Search the entries for the word "xlabel" and pull out each line that has it.
----
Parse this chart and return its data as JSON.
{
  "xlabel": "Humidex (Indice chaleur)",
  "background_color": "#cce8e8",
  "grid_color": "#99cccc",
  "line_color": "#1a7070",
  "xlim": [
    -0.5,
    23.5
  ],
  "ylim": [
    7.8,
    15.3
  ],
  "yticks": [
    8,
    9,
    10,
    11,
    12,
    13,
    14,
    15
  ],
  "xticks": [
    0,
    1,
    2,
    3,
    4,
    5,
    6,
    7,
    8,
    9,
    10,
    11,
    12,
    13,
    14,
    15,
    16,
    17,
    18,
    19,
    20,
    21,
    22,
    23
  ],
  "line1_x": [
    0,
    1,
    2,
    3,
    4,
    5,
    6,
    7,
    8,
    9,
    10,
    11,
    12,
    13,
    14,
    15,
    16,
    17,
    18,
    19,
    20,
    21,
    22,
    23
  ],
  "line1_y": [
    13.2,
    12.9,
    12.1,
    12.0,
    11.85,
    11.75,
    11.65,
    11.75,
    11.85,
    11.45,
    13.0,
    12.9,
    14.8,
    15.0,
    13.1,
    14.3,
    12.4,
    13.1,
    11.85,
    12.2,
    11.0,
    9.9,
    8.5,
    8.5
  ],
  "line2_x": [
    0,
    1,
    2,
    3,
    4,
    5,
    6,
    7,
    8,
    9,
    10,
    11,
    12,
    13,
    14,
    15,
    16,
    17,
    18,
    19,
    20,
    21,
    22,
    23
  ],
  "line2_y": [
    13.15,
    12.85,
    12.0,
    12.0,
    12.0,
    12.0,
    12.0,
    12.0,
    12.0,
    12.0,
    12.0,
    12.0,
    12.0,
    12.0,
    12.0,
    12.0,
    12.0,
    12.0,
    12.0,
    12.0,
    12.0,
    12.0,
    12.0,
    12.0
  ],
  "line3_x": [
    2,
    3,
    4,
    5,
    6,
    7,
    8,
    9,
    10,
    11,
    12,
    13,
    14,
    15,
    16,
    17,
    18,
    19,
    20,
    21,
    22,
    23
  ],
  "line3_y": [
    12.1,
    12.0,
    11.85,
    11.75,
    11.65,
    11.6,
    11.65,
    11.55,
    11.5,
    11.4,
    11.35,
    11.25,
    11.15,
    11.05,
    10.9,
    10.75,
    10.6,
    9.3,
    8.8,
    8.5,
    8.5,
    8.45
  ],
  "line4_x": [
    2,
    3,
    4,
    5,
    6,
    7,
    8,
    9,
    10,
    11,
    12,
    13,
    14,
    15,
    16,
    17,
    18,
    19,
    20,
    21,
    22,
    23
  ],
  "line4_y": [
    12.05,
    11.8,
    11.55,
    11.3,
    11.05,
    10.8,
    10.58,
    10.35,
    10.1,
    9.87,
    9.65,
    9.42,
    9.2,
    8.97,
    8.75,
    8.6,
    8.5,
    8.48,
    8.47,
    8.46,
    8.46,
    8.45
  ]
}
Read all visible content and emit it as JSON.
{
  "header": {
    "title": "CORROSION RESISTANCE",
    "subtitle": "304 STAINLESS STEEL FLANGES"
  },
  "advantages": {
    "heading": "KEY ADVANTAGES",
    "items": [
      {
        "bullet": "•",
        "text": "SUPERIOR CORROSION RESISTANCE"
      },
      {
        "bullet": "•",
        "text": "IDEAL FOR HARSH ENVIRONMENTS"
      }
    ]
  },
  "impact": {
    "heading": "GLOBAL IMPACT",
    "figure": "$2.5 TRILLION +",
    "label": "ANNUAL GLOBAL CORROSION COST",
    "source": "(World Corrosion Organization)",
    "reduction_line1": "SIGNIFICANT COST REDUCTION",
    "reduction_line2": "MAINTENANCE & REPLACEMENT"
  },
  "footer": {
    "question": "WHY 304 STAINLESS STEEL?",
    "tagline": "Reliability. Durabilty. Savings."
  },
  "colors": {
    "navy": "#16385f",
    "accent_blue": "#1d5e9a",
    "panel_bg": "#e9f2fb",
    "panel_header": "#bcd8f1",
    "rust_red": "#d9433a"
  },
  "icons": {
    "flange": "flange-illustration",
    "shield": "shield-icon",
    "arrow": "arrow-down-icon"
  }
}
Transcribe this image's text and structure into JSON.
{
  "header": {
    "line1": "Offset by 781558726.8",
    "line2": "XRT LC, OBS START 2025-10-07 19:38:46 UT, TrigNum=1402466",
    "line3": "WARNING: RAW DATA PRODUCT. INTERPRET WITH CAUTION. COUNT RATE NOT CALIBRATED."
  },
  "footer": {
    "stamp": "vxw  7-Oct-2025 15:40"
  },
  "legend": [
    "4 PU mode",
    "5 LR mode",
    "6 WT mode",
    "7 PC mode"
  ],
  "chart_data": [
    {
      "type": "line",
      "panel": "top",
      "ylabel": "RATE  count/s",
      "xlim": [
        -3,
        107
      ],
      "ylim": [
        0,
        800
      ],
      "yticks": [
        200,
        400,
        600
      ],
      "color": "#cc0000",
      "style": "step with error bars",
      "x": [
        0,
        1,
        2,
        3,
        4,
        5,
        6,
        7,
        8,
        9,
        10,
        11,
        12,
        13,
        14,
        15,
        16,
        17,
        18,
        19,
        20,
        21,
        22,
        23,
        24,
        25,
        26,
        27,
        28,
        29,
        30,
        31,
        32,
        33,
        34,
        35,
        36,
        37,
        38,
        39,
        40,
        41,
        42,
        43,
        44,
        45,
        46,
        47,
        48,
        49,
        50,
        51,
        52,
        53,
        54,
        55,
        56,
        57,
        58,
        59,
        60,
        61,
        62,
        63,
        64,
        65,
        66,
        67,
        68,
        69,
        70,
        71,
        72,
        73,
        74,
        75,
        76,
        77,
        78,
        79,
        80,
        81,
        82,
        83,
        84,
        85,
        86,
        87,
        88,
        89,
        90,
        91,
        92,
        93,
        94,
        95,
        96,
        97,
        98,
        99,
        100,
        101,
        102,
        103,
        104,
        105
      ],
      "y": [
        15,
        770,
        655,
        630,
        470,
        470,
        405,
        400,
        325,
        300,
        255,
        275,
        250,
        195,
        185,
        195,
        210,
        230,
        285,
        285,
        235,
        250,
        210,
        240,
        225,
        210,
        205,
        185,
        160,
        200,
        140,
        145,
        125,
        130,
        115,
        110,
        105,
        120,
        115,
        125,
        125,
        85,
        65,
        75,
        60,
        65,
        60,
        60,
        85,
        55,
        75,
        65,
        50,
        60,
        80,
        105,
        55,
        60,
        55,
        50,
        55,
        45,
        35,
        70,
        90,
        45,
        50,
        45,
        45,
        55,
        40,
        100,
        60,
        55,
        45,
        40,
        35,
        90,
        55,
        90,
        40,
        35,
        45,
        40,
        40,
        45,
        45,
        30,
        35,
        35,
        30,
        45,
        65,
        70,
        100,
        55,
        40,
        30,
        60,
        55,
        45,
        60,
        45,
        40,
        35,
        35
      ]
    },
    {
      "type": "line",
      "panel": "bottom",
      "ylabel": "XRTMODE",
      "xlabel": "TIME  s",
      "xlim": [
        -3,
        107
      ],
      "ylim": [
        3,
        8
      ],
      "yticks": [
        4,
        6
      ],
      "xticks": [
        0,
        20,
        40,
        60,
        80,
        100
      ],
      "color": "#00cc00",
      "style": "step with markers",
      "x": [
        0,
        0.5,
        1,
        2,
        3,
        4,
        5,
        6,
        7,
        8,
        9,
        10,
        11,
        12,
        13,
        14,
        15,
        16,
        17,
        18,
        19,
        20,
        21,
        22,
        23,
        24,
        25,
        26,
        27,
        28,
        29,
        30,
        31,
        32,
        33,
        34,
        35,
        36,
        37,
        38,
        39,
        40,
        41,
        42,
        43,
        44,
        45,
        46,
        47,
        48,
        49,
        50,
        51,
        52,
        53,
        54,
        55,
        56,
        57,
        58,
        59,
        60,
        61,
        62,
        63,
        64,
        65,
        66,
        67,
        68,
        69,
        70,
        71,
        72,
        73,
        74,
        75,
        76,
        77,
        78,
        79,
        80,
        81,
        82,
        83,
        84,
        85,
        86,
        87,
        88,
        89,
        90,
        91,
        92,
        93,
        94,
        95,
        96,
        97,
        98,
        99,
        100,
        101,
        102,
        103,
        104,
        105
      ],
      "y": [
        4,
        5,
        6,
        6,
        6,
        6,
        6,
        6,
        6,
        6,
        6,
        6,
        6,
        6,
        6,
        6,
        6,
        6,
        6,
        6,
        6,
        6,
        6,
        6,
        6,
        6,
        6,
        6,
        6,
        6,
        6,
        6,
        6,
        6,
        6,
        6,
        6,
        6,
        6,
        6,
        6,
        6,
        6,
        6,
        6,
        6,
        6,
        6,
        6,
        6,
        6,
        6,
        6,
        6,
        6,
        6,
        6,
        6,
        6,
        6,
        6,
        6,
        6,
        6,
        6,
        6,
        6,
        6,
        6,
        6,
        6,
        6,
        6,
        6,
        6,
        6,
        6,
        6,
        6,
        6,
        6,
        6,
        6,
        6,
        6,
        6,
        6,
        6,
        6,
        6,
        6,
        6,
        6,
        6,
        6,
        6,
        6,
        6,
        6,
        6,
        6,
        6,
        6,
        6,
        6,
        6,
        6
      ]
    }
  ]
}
----
(TASK RESULT):
  "xlabel": "Humidex (Indice chaleur)",
      "xlabel": "TIME  s",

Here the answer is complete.